● **Set problem**: Extract all of the entries and set them down verbatim.

● **Data records**:
════════

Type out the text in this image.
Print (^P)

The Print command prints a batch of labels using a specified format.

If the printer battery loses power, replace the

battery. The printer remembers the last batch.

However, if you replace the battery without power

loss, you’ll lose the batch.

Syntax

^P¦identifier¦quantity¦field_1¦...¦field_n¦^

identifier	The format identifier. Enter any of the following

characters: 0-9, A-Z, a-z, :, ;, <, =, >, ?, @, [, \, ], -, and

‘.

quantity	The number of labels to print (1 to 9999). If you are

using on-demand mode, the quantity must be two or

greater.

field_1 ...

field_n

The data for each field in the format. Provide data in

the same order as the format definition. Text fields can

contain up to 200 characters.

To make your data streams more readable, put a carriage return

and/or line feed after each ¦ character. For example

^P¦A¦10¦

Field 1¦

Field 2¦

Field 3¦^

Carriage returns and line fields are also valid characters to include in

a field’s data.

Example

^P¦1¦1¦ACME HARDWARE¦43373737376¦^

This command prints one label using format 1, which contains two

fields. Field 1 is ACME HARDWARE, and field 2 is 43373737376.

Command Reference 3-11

════════

● **Response**:
Type out the text in this image.
Print (^P)

The Print command prints a batch of labels using a specified format.

If the printer battery loses power, replace the

battery. The printer remembers the last batch.

However, if you replace the battery without power

loss, you’ll lose the batch.

Syntax

^P¦identifier¦quantity¦field_1¦...¦field_n¦^

identifier	The format identifier. Enter any of the following

characters: 0-9, A-Z, a-z, :, ;, <, =, >, ?, @, [, \, ], -, and

‘.

quantity	The number of labels to print (1 to 9999). If you are

using on-demand mode, the quantity must be two or

greater.

field_1 ...

field_n

The data for each field in the format. Provide data in

the same order as the format definition. Text fields can

contain up to 200 characters.

To make your data streams more readable, put a carriage return

and/or line feed after each ¦ character. For example

^P¦A¦10¦

Field 1¦

Field 2¦

Field 3¦^

Carriage returns and line fields are also valid characters to include in

a field’s data.

Example

^P¦1¦1¦ACME HARDWARE¦43373737376¦^

This command prints one label using format 1, which contains two

fields. Field 1 is ACME HARDWARE, and field 2 is 43373737376.

Command Reference 3-11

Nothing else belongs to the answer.